### 抜粋した文章:
▼

がん患者さまの口腔管理の実際」実践編
2012年11月23日(金)
がん患者を支える口腔管理・連携事業
講師 辻本好恵先生
サンスター株式会社 医科歯科営業部
日時 平成24年11月23日(金・祝) 10:00~12:30
場所 石川県歯科医師会立歯科医療専門学校 実習棟2F
対象 歯科衛生士(定員20名)応募者多数の場合は抽選
主催 石川県歯科医師会
研修では、がん患者様に対応していただく際の基本的なことや普段見落としがちなケアの配慮についてご紹介し、実習を通じて臨床へ活かせる情報を持ち帰っていただきたいと考えております。2名1組となり、デンタルユニットを用いて実習していただく予定です。

▲

### 与えられた資料:
▼

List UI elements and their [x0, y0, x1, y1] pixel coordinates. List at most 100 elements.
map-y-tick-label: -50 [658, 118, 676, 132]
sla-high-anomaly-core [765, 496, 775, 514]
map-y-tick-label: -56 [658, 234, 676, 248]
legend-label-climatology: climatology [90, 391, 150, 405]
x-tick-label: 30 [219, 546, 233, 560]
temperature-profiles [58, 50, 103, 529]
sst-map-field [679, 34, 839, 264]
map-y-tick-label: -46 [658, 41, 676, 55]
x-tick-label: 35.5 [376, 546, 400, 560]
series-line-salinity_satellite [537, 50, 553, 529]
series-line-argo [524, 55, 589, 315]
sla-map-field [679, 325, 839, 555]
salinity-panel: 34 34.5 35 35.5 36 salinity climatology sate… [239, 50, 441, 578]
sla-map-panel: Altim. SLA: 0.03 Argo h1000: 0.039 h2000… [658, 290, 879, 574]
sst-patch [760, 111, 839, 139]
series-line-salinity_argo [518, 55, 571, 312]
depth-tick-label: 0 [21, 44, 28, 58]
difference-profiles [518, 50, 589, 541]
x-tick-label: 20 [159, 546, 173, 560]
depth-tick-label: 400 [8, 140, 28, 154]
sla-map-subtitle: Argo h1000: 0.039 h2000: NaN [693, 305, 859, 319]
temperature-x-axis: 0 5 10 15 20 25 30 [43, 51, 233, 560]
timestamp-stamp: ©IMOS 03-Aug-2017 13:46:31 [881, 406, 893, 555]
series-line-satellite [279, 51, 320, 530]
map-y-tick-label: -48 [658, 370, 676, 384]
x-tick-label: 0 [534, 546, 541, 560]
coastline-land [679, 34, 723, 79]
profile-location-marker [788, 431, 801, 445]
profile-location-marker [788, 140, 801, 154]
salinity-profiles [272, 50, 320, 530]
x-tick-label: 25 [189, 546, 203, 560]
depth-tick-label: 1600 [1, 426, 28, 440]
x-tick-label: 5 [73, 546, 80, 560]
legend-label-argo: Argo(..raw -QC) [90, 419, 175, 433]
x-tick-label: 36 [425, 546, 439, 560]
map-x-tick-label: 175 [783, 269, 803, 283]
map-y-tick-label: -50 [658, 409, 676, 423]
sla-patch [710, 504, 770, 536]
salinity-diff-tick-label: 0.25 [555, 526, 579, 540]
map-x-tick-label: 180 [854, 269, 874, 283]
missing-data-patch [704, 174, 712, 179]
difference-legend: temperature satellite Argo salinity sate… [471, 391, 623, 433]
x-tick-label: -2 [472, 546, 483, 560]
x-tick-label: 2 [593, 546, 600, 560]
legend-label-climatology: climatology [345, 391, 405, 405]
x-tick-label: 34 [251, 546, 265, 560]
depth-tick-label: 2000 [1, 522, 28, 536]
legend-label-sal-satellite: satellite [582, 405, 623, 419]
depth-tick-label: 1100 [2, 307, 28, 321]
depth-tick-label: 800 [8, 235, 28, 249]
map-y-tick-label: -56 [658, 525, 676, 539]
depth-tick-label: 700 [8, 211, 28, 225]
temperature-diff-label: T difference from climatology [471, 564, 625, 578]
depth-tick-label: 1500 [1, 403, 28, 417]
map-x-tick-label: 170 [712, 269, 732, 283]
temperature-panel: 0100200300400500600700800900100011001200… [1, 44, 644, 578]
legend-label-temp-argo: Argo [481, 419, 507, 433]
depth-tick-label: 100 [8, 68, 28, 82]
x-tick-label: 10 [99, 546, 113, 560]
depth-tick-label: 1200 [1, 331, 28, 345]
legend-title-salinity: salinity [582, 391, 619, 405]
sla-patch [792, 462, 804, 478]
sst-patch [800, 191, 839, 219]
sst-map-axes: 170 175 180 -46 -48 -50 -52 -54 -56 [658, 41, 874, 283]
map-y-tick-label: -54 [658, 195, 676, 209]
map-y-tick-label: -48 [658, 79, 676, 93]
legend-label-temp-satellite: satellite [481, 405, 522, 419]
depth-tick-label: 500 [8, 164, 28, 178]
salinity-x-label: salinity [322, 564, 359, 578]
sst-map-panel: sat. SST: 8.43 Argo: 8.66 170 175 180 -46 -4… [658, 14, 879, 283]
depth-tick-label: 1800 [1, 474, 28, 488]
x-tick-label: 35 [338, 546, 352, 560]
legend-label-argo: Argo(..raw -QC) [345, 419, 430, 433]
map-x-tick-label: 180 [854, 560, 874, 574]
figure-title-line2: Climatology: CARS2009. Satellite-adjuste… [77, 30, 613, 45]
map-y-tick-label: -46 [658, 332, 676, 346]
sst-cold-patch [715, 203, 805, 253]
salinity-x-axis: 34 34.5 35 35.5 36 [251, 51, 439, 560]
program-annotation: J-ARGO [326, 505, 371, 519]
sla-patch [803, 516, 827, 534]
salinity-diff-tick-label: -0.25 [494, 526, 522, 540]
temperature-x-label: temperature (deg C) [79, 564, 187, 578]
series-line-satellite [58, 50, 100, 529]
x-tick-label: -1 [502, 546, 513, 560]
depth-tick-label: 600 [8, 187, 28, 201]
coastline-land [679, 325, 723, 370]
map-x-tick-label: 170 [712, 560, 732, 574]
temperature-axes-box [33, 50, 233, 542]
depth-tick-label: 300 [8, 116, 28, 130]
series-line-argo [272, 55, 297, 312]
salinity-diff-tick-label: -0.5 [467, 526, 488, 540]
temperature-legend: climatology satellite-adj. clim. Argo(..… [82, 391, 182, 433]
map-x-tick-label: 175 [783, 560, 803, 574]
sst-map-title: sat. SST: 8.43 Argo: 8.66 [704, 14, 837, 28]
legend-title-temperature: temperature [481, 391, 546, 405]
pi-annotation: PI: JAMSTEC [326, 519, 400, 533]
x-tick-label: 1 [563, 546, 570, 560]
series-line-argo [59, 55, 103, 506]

▲

### 課題の目的:
口腔管理研修の案内文のうち、「がん患者を支える口腔管理・連携事業」から始まり「て実習していただく予定です。」で終わる部分を一字も変えずに書き写すこと。

### この課題の解答:
がん患者を支える口腔管理・連携事業
講師 辻本好恵先生
サンスター株式会社 医科歯科営業部
日時 平成24年11月23日(金・祝) 10:00~12:30
場所 石川県歯科医師会立歯科医療専門学校 実習棟2F
対象 歯科衛生士(定員20名)応募者多数の場合は抽選
主催 石川県歯科医師会
研修では、がん患者様に対応していただく際の基本的なことや普段見落としがちなケアの配慮についてご紹介し、実習を通じて臨床へ活かせる情報を持ち帰っていただきたいと考えております。2名1組となり、デンタルユニットを用いて実習していただく予定です。